Your task:
Omit every picture, then give all the entries again exactly.

-- Record set start --

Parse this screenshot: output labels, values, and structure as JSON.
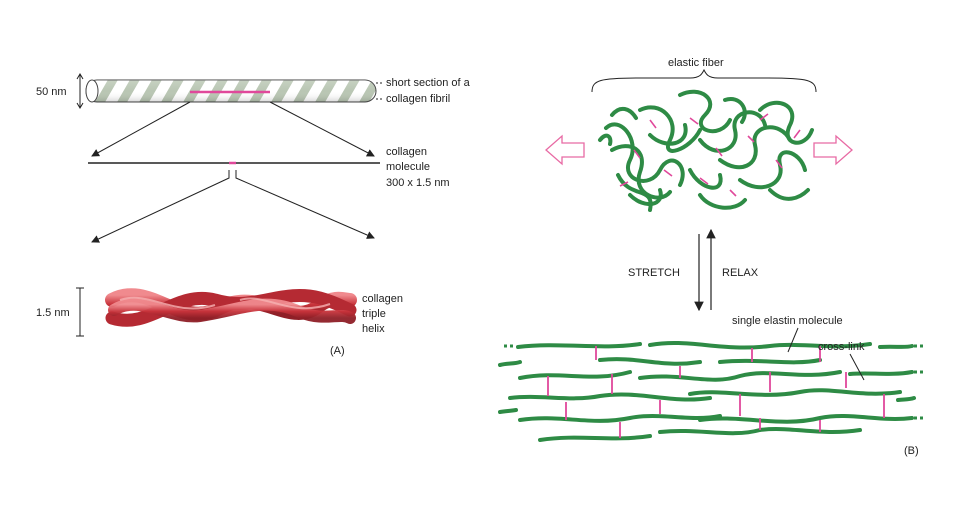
{
  "panel_a": {
    "fibril_diameter": "50 nm",
    "fibril_label_line1": "short section of a",
    "fibril_label_line2": "collagen fibril",
    "molecule_label_line1": "collagen",
    "molecule_label_line2": "molecule",
    "molecule_label_line3": "300 x 1.5 nm",
    "helix_diameter": "1.5 nm",
    "helix_label_line1": "collagen",
    "helix_label_line2": "triple",
    "helix_label_line3": "helix",
    "panel_letter": "(A)"
  },
  "panel_b": {
    "fiber_label": "elastic fiber",
    "stretch_label": "STRETCH",
    "relax_label": "RELAX",
    "molecule_label": "single elastin molecule",
    "crosslink_label": "cross-link",
    "panel_letter": "(B)"
  },
  "colors": {
    "elastin": "#2e8b45",
    "crosslink": "#e0489b",
    "collagen": "#c8333b",
    "arrow_outline": "#e86aa4",
    "fibril_stripe": "#b9c6b3"
  }
}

-- Record set end --

Solution below:
Parse this screenshot: output labels, values, and structure as JSON.
{
  "panel_a": {
    "fibril_diameter": "50 nm",
    "fibril_label_line1": "short section of a",
    "fibril_label_line2": "collagen fibril",
    "molecule_label_line1": "collagen",
    "molecule_label_line2": "molecule",
    "molecule_label_line3": "300 x 1.5 nm",
    "helix_diameter": "1.5 nm",
    "helix_label_line1": "collagen",
    "helix_label_line2": "triple",
    "helix_label_line3": "helix",
    "panel_letter": "(A)"
  },
  "panel_b": {
    "fiber_label": "elastic fiber",
    "stretch_label": "STRETCH",
    "relax_label": "RELAX",
    "molecule_label": "single elastin molecule",
    "crosslink_label": "cross-link",
    "panel_letter": "(B)"
  },
  "colors": {
    "elastin": "#2e8b45",
    "crosslink": "#e0489b",
    "collagen": "#c8333b",
    "arrow_outline": "#e86aa4",
    "fibril_stripe": "#b9c6b3"
  }
}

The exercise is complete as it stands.